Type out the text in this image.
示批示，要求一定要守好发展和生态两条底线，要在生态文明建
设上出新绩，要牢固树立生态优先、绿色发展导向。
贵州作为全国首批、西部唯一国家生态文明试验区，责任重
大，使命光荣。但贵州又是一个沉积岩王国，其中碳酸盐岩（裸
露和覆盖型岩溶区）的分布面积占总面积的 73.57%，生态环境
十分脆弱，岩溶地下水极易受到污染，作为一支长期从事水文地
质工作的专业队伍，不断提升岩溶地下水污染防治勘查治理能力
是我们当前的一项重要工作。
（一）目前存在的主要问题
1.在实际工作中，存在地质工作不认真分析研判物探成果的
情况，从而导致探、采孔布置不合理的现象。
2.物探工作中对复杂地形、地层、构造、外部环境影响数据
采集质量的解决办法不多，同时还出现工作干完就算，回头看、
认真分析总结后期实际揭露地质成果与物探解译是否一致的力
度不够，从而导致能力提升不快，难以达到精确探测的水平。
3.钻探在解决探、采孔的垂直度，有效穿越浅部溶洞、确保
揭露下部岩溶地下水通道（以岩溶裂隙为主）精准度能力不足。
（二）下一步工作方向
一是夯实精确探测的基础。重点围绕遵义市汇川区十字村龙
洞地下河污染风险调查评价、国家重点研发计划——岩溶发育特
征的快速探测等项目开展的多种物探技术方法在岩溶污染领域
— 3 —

· · · ·

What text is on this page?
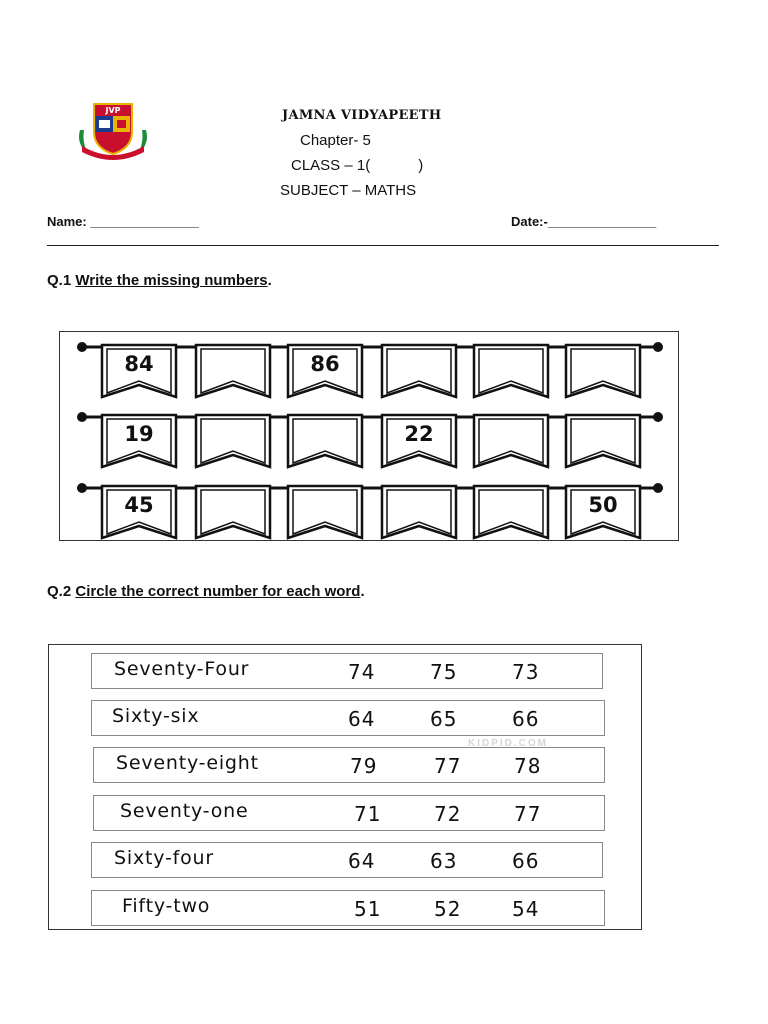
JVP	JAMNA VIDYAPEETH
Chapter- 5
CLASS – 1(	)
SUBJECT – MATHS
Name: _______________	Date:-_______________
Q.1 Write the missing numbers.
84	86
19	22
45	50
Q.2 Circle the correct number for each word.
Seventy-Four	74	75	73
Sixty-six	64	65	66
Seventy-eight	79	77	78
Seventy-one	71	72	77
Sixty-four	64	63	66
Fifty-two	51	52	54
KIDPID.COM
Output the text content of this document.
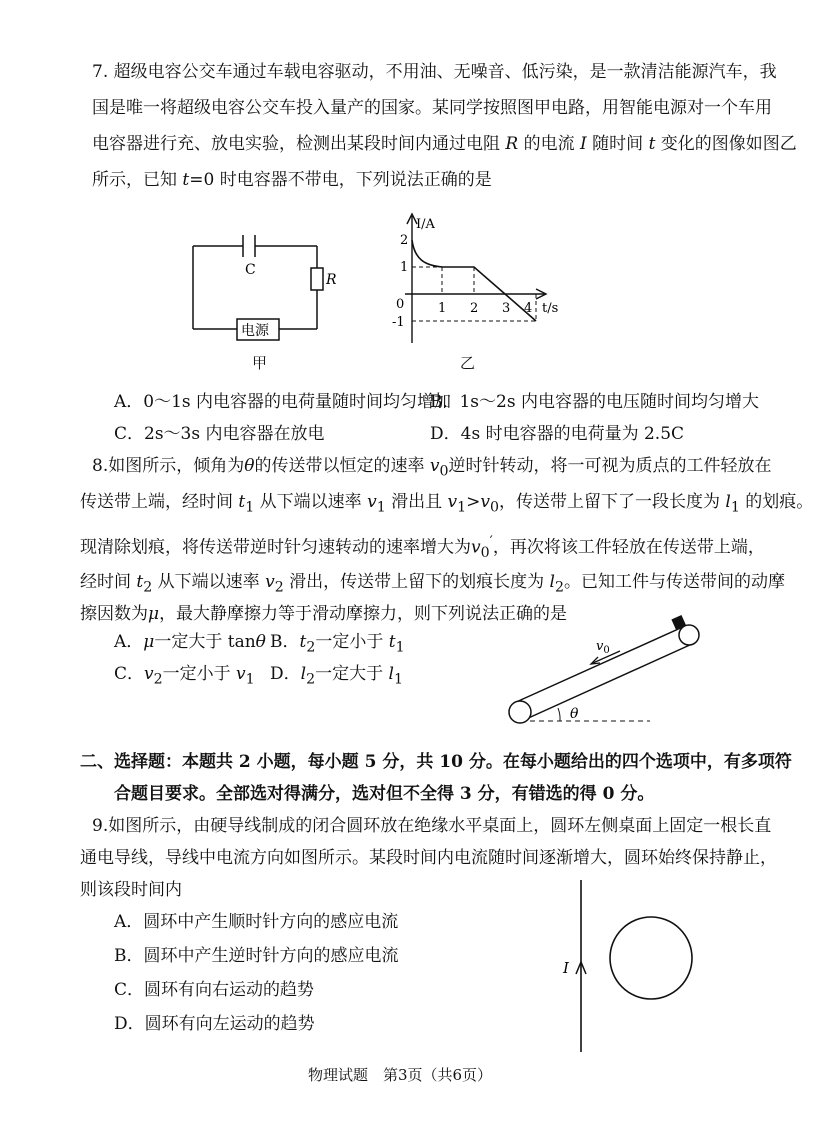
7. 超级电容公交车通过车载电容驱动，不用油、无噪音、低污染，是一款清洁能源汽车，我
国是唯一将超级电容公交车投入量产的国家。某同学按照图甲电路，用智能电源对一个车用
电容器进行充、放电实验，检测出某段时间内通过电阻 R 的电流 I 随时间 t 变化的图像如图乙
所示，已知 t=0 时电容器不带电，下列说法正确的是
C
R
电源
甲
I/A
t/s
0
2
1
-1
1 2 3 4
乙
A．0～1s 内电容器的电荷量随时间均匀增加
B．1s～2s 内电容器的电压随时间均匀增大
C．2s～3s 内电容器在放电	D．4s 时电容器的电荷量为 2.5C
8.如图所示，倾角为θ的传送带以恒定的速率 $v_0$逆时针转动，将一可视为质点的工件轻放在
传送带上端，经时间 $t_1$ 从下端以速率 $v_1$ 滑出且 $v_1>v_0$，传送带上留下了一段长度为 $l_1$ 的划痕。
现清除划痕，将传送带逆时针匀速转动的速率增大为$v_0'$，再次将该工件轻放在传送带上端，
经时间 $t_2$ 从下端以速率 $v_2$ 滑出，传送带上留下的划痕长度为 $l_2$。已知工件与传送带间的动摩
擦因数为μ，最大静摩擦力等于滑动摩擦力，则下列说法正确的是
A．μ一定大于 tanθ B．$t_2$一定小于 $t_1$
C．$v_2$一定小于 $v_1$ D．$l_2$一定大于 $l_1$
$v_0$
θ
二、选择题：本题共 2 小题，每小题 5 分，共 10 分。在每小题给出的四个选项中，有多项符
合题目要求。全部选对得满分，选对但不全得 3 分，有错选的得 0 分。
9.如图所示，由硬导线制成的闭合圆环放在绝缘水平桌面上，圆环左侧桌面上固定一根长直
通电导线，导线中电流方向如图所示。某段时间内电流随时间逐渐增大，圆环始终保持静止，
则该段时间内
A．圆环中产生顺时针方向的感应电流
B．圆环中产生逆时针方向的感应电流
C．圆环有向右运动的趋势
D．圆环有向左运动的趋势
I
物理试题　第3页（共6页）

· · · ·

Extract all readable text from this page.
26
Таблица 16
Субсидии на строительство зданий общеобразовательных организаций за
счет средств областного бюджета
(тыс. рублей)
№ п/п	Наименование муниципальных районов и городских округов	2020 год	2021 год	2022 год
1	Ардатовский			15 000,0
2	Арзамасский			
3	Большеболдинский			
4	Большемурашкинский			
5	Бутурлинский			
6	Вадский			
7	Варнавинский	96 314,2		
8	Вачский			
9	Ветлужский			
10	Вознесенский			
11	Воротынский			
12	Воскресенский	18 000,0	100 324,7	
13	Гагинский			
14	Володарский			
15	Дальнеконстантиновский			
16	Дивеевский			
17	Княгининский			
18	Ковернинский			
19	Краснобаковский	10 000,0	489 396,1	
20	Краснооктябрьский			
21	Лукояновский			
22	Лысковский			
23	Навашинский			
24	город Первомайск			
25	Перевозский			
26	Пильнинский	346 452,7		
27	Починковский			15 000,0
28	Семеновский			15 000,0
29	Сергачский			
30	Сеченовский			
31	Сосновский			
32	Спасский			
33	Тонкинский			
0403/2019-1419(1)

· · · ·

Copy whichever lines in the listing above contain the word "this".

Type out the text in this image.
What text is on this page?
Output the text content of this document.
Extract all readable text from this page.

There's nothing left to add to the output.